→ **DATA TO PROCESS**

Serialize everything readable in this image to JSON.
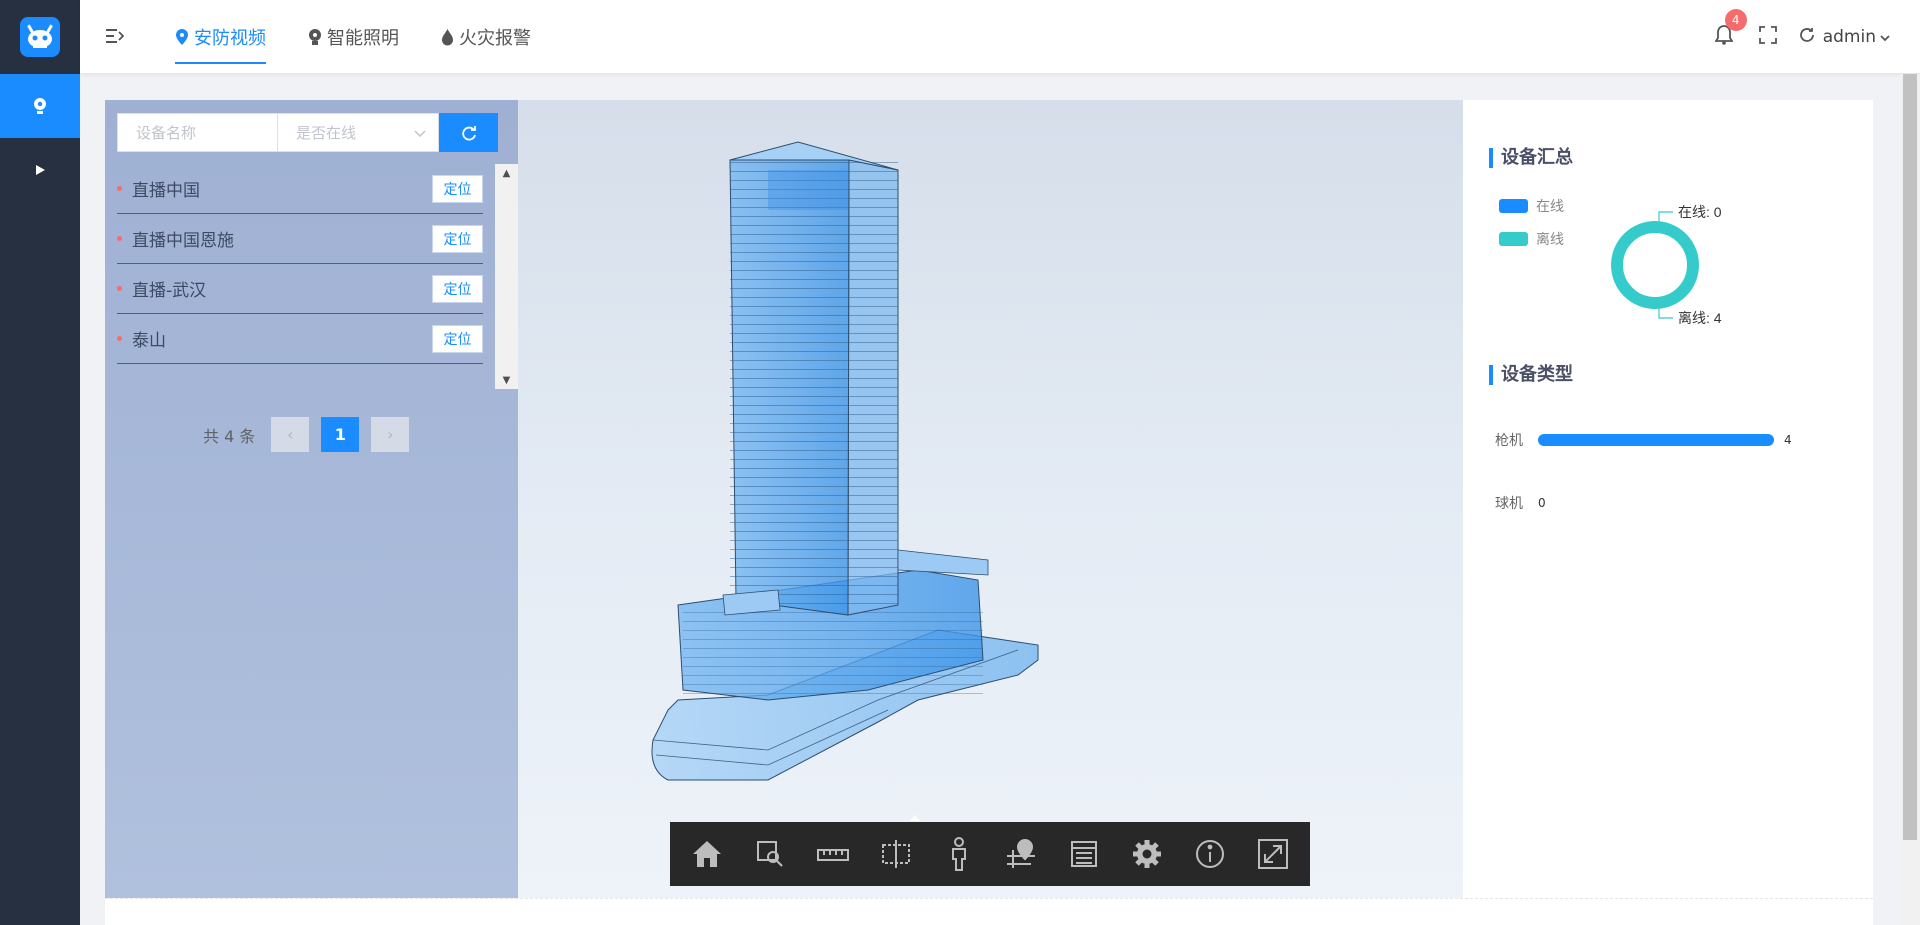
{
  "nav": {
    "tabs": [
      {
        "label": "安防视频",
        "icon": "camera-pin-icon",
        "active": true
      },
      {
        "label": "智能照明",
        "icon": "bulb-icon",
        "active": false
      },
      {
        "label": "火灾报警",
        "icon": "flame-icon",
        "active": false
      }
    ],
    "notification_count": "4",
    "username": "admin"
  },
  "filters": {
    "name_placeholder": "设备名称",
    "status_placeholder": "是否在线"
  },
  "devices": [
    {
      "name": "直播中国",
      "action": "定位"
    },
    {
      "name": "直播中国恩施",
      "action": "定位"
    },
    {
      "name": "直播-武汉",
      "action": "定位"
    },
    {
      "name": "泰山",
      "action": "定位"
    }
  ],
  "pagination": {
    "total_label": "共 4 条",
    "current_page": "1",
    "prev": "‹",
    "next": "›"
  },
  "summary": {
    "title": "设备汇总",
    "legend": [
      {
        "label": "在线",
        "color": "#1a8cff"
      },
      {
        "label": "离线",
        "color": "#36cbcb"
      }
    ],
    "online_label": "在线: 0",
    "offline_label": "离线: 4"
  },
  "types": {
    "title": "设备类型",
    "items": [
      {
        "label": "枪机",
        "value": "4",
        "fraction": 1.0
      },
      {
        "label": "球机",
        "value": "0",
        "fraction": 0.0
      }
    ]
  },
  "chart_data": {
    "type": "pie",
    "categories": [
      "在线",
      "离线"
    ],
    "values": [
      0,
      4
    ],
    "colors": [
      "#1a8cff",
      "#36cbcb"
    ]
  },
  "colors": {
    "accent": "#1a8cff",
    "rail": "#263040",
    "offline": "#36cbcb",
    "alert": "#f56c6c"
  },
  "toolbar_icons": [
    "home-icon",
    "zoom-area-icon",
    "ruler-icon",
    "section-box-icon",
    "person-icon",
    "location-pin-icon",
    "list-icon",
    "gear-icon",
    "info-icon",
    "fullscreen-expand-icon"
  ]
}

→ **AIM OF THE EXERCISE**
Your copy of the data above should match it exactly, except that pictures are left out.

→ **EXERCISE RESPONSE**
Serialize everything readable in this image to JSON.
{
  "nav": {
    "tabs": [
      {
        "label": "安防视频",
        "icon": "camera-pin-icon",
        "active": true
      },
      {
        "label": "智能照明",
        "icon": "bulb-icon",
        "active": false
      },
      {
        "label": "火灾报警",
        "icon": "flame-icon",
        "active": false
      }
    ],
    "notification_count": "4",
    "username": "admin"
  },
  "filters": {
    "name_placeholder": "设备名称",
    "status_placeholder": "是否在线"
  },
  "devices": [
    {
      "name": "直播中国",
      "action": "定位"
    },
    {
      "name": "直播中国恩施",
      "action": "定位"
    },
    {
      "name": "直播-武汉",
      "action": "定位"
    },
    {
      "name": "泰山",
      "action": "定位"
    }
  ],
  "pagination": {
    "total_label": "共 4 条",
    "current_page": "1",
    "prev": "‹",
    "next": "›"
  },
  "summary": {
    "title": "设备汇总",
    "legend": [
      {
        "label": "在线",
        "color": "#1a8cff"
      },
      {
        "label": "离线",
        "color": "#36cbcb"
      }
    ],
    "online_label": "在线: 0",
    "offline_label": "离线: 4"
  },
  "types": {
    "title": "设备类型",
    "items": [
      {
        "label": "枪机",
        "value": "4",
        "fraction": 1.0
      },
      {
        "label": "球机",
        "value": "0",
        "fraction": 0.0
      }
    ]
  },
  "chart_data": {
    "type": "pie",
    "categories": [
      "在线",
      "离线"
    ],
    "values": [
      0,
      4
    ],
    "colors": [
      "#1a8cff",
      "#36cbcb"
    ]
  },
  "colors": {
    "accent": "#1a8cff",
    "rail": "#263040",
    "offline": "#36cbcb",
    "alert": "#f56c6c"
  },
  "toolbar_icons": [
    "home-icon",
    "zoom-area-icon",
    "ruler-icon",
    "section-box-icon",
    "person-icon",
    "location-pin-icon",
    "list-icon",
    "gear-icon",
    "info-icon",
    "fullscreen-expand-icon"
  ]
}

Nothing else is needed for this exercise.